● SHORT EXERCISE
List every line in this data where the string "value" occurs.

(Entries taken from a collection)
START

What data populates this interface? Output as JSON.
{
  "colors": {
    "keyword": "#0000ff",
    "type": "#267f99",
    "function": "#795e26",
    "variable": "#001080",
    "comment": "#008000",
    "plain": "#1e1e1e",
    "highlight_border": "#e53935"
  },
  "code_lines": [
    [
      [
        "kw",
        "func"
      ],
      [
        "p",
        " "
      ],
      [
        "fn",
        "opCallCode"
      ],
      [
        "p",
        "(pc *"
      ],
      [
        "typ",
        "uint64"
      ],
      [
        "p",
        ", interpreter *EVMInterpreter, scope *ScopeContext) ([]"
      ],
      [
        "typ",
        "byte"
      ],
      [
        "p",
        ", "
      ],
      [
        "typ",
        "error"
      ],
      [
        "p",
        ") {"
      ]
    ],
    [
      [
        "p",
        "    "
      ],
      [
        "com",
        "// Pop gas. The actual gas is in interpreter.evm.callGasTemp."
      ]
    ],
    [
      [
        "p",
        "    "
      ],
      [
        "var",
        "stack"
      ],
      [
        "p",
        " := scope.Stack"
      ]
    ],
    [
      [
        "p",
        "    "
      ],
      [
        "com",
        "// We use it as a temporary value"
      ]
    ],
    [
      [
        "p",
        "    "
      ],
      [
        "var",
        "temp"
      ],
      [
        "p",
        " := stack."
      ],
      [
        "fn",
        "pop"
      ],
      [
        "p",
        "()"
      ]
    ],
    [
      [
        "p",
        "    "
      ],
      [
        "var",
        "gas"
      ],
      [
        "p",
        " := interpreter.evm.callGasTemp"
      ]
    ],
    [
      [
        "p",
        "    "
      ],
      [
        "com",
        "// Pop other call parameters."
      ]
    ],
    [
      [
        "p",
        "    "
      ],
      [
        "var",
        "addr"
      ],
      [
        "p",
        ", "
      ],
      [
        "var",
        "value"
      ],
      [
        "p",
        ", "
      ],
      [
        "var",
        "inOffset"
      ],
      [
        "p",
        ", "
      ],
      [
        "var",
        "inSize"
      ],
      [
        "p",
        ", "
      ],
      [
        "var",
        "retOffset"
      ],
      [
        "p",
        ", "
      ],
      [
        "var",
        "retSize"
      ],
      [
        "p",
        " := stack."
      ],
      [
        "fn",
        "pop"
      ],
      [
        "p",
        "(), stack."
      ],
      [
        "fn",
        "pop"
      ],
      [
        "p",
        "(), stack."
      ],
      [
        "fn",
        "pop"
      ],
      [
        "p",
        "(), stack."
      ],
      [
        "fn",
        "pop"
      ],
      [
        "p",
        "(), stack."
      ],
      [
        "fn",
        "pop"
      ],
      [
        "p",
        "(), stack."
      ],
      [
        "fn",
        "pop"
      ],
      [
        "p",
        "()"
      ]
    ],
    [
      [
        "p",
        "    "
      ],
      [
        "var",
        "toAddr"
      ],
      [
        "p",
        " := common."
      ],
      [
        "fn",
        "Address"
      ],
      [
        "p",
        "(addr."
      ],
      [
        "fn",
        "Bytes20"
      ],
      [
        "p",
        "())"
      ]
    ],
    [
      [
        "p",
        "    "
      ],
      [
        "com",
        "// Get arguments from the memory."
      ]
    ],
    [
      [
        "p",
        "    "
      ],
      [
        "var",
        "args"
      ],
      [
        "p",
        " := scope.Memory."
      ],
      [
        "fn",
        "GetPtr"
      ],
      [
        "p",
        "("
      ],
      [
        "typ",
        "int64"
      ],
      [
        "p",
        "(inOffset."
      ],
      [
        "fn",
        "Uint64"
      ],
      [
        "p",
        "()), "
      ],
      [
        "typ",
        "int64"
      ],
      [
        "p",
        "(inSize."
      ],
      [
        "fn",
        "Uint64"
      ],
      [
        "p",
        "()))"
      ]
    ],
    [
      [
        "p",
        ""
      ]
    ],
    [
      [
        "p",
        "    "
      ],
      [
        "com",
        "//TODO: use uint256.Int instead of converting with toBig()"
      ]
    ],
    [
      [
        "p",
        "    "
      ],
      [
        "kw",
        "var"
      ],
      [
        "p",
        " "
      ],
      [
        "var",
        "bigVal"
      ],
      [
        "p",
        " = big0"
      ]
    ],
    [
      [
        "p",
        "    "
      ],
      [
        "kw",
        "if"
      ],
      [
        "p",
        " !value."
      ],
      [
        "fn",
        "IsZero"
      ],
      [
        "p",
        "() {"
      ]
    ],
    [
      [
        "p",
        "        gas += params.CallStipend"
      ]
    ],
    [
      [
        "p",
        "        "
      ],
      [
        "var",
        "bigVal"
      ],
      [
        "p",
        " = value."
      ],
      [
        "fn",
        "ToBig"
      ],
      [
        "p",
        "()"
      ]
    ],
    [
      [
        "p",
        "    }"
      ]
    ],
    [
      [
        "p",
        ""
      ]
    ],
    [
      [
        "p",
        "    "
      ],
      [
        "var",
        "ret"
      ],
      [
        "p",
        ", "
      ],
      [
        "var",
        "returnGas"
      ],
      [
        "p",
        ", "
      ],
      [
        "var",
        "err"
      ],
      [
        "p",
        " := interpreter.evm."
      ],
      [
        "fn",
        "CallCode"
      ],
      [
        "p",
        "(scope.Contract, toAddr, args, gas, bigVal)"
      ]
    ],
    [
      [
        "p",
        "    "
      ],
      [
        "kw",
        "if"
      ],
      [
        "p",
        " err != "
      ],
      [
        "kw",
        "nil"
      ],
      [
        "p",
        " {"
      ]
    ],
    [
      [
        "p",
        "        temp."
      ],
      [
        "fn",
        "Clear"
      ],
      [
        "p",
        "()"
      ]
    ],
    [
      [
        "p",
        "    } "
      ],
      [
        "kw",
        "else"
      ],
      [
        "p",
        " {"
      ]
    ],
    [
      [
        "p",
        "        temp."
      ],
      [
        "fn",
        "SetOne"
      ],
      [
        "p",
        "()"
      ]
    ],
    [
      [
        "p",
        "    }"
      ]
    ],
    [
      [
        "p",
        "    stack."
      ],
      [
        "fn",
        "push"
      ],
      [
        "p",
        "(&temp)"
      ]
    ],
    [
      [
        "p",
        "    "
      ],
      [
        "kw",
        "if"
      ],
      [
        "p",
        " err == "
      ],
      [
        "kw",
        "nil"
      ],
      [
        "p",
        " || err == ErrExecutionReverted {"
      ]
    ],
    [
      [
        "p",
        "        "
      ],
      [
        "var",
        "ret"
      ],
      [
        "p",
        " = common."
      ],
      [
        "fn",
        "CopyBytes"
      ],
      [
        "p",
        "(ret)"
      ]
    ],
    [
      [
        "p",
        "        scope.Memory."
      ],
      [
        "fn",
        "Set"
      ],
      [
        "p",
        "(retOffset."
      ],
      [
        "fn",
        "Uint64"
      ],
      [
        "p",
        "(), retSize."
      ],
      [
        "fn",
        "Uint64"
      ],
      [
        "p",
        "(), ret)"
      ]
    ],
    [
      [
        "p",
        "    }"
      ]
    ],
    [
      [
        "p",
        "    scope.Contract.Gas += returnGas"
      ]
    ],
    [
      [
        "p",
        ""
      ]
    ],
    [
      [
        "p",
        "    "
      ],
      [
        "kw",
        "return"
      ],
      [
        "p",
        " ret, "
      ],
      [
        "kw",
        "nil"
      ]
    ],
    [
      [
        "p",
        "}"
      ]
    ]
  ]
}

END

● EXERCISE OUTPUT
        "// We use it as a temporary value"
        "value"
        " !value."
        " = value."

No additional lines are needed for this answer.